Written problem
Find all lines in the records that include the word "jours", and copy them out.

Excerpted data
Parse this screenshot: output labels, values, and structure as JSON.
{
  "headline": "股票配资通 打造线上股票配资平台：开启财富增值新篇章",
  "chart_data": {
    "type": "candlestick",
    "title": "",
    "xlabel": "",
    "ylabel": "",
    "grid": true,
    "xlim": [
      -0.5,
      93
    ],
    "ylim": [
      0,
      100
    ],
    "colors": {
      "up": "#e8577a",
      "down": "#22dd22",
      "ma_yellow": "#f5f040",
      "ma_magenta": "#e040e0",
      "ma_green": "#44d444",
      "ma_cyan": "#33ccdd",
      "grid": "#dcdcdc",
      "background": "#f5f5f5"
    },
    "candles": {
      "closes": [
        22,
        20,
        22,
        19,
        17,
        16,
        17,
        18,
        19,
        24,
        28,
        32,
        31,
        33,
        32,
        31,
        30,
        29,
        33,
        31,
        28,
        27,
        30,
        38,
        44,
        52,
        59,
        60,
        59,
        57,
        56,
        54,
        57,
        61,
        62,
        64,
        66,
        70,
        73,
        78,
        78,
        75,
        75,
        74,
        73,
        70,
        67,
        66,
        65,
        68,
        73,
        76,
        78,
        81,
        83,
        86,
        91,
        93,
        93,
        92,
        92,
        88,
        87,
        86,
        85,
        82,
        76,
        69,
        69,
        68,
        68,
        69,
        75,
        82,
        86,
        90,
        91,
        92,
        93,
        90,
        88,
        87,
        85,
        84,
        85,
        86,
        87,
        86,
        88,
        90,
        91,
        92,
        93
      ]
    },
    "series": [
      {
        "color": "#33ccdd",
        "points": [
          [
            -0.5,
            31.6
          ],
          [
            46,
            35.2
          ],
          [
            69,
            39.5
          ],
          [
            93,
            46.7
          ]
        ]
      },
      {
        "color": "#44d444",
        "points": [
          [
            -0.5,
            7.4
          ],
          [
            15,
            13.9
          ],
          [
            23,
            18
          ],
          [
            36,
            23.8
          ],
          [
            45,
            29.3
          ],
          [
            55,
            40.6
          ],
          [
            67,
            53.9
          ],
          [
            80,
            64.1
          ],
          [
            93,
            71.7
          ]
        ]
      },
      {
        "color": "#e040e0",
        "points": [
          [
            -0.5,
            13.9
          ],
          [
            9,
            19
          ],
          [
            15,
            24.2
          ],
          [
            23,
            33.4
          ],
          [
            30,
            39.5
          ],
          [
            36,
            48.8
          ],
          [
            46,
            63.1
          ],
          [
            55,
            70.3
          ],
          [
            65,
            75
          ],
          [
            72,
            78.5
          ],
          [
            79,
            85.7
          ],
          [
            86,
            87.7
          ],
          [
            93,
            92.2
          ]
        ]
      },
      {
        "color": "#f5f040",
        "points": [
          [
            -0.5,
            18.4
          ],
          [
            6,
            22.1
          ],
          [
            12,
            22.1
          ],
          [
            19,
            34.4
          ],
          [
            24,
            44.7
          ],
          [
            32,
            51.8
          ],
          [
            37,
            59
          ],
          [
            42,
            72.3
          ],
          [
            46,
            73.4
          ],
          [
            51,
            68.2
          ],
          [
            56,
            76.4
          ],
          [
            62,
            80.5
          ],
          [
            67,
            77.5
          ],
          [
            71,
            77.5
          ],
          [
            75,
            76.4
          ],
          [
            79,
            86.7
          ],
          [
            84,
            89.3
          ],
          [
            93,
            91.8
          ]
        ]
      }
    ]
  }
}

...

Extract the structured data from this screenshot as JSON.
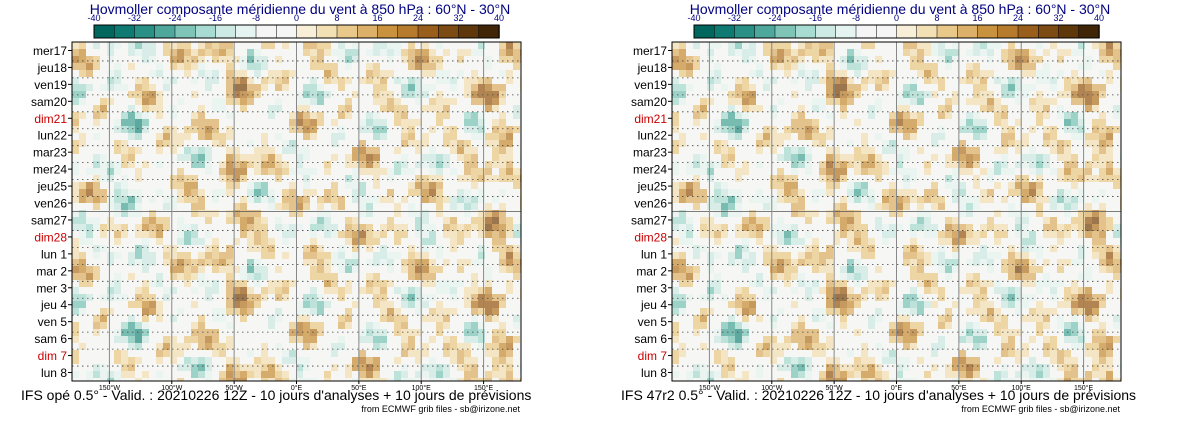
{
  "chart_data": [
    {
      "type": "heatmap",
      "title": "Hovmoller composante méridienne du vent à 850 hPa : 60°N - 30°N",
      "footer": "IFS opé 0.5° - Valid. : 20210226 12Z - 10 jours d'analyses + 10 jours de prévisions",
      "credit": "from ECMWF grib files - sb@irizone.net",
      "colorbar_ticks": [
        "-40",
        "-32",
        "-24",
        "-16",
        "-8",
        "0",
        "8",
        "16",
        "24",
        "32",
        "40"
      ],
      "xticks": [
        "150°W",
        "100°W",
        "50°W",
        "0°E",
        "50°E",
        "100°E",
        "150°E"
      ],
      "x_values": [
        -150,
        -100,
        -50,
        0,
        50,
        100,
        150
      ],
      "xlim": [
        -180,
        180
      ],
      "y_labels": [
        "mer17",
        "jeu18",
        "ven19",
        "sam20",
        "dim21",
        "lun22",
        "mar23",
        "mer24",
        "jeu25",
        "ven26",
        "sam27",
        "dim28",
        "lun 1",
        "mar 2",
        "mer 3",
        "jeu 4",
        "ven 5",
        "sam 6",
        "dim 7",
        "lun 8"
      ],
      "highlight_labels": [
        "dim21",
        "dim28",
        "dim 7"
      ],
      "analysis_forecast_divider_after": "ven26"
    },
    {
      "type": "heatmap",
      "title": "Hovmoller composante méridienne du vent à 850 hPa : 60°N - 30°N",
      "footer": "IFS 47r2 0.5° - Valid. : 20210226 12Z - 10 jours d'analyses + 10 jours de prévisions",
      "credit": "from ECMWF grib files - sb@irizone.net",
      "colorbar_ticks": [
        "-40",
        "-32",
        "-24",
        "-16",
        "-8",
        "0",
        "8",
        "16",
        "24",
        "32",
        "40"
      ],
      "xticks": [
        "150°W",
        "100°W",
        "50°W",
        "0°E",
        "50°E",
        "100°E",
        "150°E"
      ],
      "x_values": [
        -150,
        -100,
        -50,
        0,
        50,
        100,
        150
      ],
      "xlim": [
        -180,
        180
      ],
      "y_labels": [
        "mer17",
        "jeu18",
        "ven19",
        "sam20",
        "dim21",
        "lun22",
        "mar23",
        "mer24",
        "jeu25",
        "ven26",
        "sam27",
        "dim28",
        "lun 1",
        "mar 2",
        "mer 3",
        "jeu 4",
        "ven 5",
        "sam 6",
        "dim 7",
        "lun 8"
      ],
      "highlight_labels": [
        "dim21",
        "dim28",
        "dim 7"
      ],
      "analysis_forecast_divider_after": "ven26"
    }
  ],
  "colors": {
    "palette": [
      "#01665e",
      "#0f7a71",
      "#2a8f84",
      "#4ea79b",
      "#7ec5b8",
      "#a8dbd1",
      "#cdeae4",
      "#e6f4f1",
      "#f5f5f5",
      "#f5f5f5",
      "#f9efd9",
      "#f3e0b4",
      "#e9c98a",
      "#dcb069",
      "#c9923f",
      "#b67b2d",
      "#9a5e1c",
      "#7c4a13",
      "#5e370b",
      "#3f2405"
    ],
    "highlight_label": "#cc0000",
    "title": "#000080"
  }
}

==

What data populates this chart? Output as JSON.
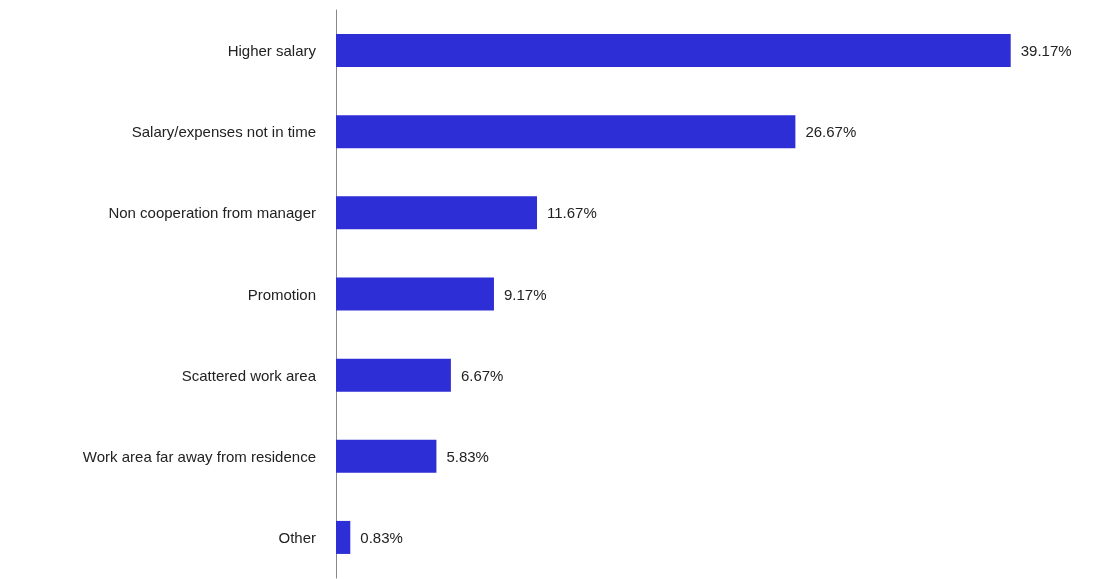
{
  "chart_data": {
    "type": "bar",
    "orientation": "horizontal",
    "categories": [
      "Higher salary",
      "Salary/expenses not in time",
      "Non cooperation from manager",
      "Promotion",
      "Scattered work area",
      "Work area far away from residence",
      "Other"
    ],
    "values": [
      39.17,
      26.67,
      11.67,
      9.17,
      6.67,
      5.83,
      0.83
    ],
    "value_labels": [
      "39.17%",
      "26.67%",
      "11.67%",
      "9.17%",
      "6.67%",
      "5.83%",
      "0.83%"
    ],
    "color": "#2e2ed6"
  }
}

Answer to the problem
      "footer": "IFS opé 0.5° - Valid. : 20210226 12Z - 10 jours d'analyses + 10 jours de prévisions",
      "footer": "IFS 47r2 0.5° - Valid. : 20210226 12Z - 10 jours d'analyses + 10 jours de prévisions",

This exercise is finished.